┌──

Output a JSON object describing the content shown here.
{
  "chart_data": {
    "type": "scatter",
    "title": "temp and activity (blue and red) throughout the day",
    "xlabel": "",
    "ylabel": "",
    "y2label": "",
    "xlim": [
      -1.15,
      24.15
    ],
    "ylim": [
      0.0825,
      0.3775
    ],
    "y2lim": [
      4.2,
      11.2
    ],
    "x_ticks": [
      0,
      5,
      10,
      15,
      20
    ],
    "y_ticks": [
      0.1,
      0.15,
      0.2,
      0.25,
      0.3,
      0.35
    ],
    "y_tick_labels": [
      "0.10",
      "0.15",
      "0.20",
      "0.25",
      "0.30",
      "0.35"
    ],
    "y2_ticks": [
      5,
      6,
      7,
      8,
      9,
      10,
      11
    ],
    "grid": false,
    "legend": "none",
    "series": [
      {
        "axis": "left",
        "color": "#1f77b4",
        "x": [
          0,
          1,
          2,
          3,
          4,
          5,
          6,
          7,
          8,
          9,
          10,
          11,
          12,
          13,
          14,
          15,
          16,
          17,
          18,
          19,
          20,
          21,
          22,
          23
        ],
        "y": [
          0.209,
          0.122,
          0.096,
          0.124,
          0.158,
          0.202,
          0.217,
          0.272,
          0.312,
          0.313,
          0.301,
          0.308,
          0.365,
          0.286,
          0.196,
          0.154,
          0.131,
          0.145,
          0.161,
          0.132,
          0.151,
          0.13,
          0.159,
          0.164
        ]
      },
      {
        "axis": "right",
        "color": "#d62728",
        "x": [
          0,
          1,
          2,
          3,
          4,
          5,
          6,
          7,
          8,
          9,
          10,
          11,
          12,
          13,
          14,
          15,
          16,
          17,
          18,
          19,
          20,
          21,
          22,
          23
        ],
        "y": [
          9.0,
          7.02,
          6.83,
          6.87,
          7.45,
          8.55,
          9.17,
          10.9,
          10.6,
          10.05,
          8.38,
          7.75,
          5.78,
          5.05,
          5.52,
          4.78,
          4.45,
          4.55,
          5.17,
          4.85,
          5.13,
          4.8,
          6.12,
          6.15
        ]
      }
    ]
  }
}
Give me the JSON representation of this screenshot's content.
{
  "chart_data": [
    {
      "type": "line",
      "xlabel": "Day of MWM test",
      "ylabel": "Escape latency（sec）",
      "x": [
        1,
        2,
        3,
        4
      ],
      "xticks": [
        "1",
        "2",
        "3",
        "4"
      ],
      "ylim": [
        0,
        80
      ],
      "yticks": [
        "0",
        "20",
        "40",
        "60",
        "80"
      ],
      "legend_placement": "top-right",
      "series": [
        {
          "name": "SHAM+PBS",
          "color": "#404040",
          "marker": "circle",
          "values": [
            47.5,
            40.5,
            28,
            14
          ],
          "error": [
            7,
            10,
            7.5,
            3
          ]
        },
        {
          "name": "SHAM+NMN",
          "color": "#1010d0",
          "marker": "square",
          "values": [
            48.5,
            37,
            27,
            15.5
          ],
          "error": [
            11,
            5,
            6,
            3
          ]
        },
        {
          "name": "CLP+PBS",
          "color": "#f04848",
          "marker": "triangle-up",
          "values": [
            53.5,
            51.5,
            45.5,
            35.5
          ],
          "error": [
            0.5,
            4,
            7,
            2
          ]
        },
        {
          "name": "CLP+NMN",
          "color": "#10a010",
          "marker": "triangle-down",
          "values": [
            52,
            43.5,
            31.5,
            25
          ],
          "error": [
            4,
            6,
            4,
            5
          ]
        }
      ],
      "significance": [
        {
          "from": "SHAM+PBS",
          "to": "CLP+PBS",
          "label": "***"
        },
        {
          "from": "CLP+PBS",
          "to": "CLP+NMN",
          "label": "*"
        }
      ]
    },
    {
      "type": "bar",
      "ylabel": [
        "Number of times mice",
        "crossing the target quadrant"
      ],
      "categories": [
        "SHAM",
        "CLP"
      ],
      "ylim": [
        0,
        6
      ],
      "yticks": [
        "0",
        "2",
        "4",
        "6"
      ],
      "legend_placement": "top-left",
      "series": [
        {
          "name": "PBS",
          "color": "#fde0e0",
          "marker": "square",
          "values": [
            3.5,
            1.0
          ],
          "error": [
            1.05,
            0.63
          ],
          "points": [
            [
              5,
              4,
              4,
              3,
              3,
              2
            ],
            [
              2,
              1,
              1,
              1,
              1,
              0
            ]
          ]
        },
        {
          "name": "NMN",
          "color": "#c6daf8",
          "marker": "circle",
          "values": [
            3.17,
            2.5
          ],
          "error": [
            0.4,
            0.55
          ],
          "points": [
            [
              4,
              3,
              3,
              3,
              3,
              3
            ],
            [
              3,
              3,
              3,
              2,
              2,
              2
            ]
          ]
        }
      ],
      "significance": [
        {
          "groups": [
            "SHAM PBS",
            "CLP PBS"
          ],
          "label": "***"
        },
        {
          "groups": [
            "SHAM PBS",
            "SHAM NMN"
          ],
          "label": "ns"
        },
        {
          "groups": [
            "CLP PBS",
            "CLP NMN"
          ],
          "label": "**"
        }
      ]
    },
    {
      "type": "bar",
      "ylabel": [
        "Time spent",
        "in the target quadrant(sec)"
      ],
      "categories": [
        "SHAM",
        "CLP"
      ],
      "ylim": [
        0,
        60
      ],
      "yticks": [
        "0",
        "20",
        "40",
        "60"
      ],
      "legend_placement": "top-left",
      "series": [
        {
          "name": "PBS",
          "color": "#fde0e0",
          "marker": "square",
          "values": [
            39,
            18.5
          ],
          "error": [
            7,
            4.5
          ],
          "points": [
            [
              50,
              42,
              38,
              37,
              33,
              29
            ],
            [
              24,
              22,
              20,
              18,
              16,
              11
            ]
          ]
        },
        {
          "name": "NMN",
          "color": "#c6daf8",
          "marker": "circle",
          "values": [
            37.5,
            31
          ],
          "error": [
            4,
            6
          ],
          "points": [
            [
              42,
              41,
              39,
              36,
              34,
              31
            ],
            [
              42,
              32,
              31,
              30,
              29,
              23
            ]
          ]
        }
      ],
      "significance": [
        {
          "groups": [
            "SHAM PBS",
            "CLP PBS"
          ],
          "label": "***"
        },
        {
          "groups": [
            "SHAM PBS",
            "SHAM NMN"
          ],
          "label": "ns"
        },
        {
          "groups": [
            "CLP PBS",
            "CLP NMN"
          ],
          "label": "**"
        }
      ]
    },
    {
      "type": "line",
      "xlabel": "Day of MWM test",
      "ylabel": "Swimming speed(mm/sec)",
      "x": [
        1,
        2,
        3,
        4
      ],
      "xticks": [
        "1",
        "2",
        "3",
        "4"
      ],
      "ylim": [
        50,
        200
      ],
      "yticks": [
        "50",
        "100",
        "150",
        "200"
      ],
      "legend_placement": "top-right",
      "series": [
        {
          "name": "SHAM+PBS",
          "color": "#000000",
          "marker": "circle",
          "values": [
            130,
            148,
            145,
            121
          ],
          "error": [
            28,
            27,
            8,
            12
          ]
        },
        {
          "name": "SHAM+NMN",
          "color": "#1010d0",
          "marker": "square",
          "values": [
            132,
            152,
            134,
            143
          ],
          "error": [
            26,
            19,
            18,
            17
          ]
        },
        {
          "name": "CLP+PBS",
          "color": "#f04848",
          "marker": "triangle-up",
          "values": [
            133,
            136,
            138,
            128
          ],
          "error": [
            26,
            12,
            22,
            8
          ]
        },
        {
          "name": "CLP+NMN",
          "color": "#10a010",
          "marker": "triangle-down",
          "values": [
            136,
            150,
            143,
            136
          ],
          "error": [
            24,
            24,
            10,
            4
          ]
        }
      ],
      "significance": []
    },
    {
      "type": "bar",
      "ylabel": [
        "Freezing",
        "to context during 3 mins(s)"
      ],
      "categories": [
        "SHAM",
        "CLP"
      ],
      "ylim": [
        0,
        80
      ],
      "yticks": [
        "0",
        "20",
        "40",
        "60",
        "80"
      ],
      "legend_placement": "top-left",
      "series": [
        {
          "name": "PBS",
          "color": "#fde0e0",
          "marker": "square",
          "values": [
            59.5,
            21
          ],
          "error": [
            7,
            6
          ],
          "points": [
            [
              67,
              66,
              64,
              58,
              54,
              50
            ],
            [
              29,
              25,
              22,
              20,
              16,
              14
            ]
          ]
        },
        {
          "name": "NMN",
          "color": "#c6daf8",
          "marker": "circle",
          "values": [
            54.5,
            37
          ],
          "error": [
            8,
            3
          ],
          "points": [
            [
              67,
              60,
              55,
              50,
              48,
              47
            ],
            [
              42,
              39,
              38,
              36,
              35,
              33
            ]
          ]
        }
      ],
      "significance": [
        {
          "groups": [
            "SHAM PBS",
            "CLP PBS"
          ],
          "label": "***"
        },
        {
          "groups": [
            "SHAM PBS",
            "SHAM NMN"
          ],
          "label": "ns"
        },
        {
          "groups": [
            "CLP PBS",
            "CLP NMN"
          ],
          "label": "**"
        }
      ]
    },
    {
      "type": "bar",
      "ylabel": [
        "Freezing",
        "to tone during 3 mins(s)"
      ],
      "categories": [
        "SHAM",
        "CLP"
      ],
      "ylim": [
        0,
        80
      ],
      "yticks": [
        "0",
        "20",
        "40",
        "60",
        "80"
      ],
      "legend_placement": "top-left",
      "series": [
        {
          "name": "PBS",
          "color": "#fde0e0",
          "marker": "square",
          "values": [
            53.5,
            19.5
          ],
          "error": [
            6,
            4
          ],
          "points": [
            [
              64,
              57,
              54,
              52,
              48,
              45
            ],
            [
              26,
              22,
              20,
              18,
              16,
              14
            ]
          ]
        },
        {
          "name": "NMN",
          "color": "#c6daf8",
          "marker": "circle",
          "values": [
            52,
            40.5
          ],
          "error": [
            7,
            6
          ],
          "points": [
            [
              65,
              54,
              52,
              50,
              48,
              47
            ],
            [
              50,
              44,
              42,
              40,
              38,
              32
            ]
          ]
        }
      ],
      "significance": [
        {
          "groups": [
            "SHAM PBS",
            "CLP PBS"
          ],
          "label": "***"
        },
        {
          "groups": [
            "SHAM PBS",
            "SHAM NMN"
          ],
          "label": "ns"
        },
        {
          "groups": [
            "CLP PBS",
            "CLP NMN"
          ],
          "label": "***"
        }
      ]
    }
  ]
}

└──

Set exercise: Return every line in the listing that contains the word "content".

Solved problem:
Output a JSON object describing the content shown here.
Give me the JSON representation of this screenshot's content.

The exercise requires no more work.